• [CONSIGNES]
a: Traduisez en anglais cette phrase du texte sur la police à New York : « Elles apprennent à leurs garçons adolescents comment contrôler leur corps et se mouvoir face à la police, pour éviter tout geste équivoque susceptible de provoquer des tirs. »
b: Recopiez le passage du texte sur la police à New York qui va de « J’ai levé les » à « des jeunes Afro-Américains. ».

• [TEXTE SOURCE]
━━━━━━━━

J’ai levé les mains tout de suite et je les (la police) ai laissés faire. Jamais ce ne serait arrivé si j’avais été un Blanc marchant un peu vite dans un autre quartier
Saliou Sarr, 25 ans
Amadou Diallo, un Guinéen de 23 ans, employé comme livreur, a été abattu en bas de son immeuble, le 4 février 1999, alors qu’il n’avait pas d’arme sur lui. Son tort ? Avoir mis la main à sa poche lors de son arrestation. Sur les 41 balles tirées par quatre policiers blancs qui cherchaient un violeur en série « correspondant à son profil », 19 l’ont touché. Depuis, les familles d’immigrés africains de New York font comme les parents des jeunes Afro-Américains.
Elles apprennent à leurs garçons adolescents comment contrôler leur corps et se mouvoir face à la police, pour éviter tout geste équivoque susceptible de provoquer des tirs.
Lydie Diakhaté, cinéaste franco-sénégalaise installée à Manhattan.
Les jeunes noirs de 15 à 24 ans courent cinq fois plus le risque de se faire tuer lors de contrôles de police que leurs compatriotes blancs, selon la version américaine du quotidien britannique The Guardian. « Tout le monde a peur dans ce pays à cause du port d’armes autorisé, note de son côté Dame Babou, journaliste sénégalais, fondateur à Harlem de la radio African Time. La police a tué 900 civils en 2015, qui n’étaient pas tous Noirs et désarmés. N’oublions pas que 42 policiers ont été tués aux États-Unis dans l’exercice de leurs fonctions en 2015 ».

━━━━━━━━

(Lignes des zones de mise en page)
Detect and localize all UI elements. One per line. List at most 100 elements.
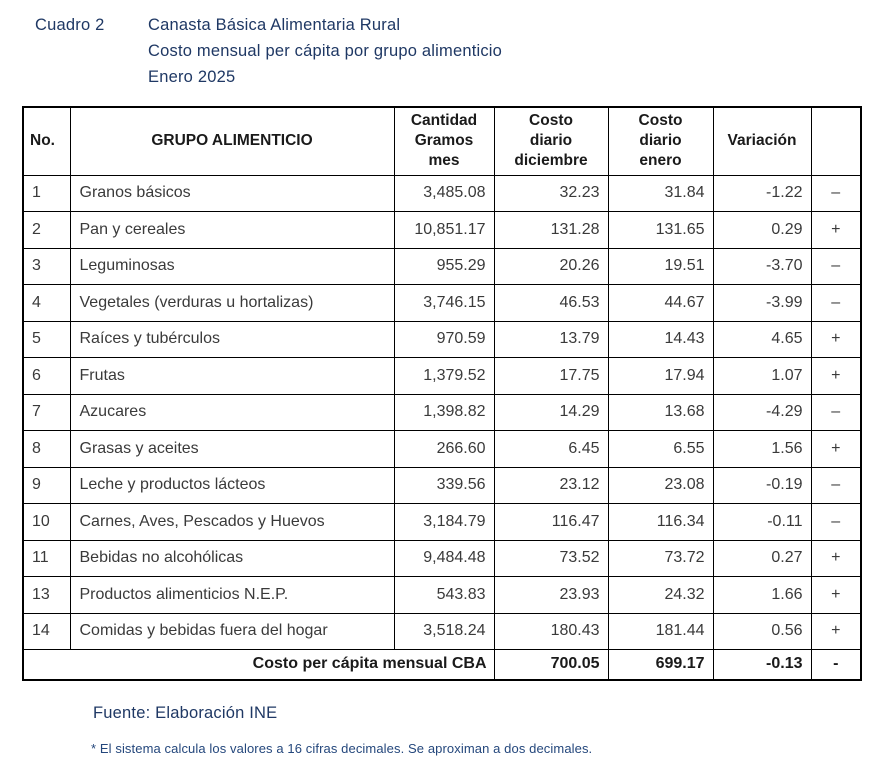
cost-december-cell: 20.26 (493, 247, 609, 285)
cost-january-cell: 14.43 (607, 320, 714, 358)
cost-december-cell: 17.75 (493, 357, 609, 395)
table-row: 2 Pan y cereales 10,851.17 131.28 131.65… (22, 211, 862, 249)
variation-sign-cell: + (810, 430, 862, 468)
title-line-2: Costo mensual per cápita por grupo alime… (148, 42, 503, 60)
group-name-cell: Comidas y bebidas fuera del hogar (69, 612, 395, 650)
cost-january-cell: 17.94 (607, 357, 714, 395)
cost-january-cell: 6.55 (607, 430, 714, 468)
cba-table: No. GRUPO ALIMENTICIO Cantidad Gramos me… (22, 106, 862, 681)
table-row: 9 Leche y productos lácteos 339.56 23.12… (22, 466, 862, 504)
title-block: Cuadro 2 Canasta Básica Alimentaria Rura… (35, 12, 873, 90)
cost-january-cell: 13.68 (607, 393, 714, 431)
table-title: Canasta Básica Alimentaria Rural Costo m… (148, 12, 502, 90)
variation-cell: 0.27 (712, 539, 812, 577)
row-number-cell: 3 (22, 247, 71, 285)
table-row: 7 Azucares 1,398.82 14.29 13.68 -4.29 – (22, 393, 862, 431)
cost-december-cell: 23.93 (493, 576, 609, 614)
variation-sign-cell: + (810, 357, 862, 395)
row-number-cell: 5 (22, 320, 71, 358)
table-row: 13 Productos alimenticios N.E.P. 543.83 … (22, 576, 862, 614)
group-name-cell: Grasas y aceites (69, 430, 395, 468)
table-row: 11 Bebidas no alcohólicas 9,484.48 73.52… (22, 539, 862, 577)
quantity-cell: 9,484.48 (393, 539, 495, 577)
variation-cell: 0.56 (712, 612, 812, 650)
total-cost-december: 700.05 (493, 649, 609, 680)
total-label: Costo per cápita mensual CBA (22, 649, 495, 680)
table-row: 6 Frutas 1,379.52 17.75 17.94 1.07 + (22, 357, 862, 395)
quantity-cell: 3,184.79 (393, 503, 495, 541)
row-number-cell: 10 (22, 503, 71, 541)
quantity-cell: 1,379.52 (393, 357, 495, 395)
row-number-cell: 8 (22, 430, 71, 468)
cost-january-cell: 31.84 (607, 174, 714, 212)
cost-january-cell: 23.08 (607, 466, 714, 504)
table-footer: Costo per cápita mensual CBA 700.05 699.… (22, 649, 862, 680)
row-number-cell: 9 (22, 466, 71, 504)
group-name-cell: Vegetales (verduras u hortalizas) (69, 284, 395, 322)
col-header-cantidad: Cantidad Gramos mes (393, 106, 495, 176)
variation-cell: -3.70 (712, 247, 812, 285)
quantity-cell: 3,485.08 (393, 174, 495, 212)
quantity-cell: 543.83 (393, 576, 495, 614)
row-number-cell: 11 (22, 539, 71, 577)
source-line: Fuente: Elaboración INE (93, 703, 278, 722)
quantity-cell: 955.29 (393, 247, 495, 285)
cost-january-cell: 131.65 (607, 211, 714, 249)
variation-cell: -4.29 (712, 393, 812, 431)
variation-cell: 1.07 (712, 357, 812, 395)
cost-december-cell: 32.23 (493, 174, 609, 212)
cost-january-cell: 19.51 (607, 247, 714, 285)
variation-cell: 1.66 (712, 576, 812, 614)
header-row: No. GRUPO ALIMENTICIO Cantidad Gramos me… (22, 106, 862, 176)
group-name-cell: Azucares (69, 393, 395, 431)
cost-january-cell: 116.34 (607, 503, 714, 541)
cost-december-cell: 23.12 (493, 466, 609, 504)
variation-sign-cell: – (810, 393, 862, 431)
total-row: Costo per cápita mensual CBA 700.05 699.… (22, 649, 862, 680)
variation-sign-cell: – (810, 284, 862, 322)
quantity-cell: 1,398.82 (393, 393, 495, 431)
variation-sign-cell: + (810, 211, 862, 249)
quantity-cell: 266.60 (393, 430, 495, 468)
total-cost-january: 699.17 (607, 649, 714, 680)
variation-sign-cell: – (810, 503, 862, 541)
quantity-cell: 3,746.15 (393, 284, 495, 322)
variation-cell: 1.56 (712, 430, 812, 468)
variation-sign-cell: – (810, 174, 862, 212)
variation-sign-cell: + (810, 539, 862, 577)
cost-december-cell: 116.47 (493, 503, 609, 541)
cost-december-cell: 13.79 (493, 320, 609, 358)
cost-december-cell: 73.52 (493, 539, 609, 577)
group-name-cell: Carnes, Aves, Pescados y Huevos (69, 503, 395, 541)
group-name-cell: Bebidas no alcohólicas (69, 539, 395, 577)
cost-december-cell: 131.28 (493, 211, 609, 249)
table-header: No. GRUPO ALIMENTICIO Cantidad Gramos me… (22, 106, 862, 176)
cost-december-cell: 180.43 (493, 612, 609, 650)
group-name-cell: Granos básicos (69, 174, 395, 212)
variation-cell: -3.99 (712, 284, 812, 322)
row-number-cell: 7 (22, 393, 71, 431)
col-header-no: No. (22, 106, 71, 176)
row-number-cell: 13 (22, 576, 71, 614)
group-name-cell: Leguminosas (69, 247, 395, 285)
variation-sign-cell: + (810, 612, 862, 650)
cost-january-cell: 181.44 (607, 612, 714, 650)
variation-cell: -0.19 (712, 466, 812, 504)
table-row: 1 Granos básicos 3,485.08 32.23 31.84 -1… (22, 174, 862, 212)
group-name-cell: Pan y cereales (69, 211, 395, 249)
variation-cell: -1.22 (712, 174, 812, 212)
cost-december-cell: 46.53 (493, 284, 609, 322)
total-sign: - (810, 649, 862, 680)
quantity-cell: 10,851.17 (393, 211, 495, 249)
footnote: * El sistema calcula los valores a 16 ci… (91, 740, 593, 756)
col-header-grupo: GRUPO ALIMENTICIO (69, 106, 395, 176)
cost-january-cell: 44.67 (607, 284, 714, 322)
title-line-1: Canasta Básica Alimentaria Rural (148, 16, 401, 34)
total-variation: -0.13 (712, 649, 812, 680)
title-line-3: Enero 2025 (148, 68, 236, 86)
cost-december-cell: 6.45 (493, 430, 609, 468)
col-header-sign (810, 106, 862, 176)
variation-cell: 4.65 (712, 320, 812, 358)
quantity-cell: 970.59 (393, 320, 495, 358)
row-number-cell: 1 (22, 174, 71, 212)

━━━━━━━━

• [RÉPONSES PAR CONSIGNE]
a: They teach their teenage sons how to control their bodies and move in front of the police, to avoid any ambiguous gesture likely to provoke gunfire.

b:
J’ai levé les mains tout de suite et je les (la police) ai laissés faire. Jamais ce ne serait arrivé si j’avais été un Blanc marchant un peu vite dans un autre quartier
Saliou Sarr, 25 ans
Amadou Diallo, un Guinéen de 23 ans, employé comme livreur, a été abattu en bas de son immeuble, le 4 février 1999, alors qu’il n’avait pas d’arme sur lui. Son tort ? Avoir mis la main à sa poche lors de son arrestation. Sur les 41 balles tirées par quatre policiers blancs qui cherchaient un violeur en série « correspondant à son profil », 19 l’ont touché. Depuis, les familles d’immigrés africains de New York font comme les parents des jeunes Afro-Américains.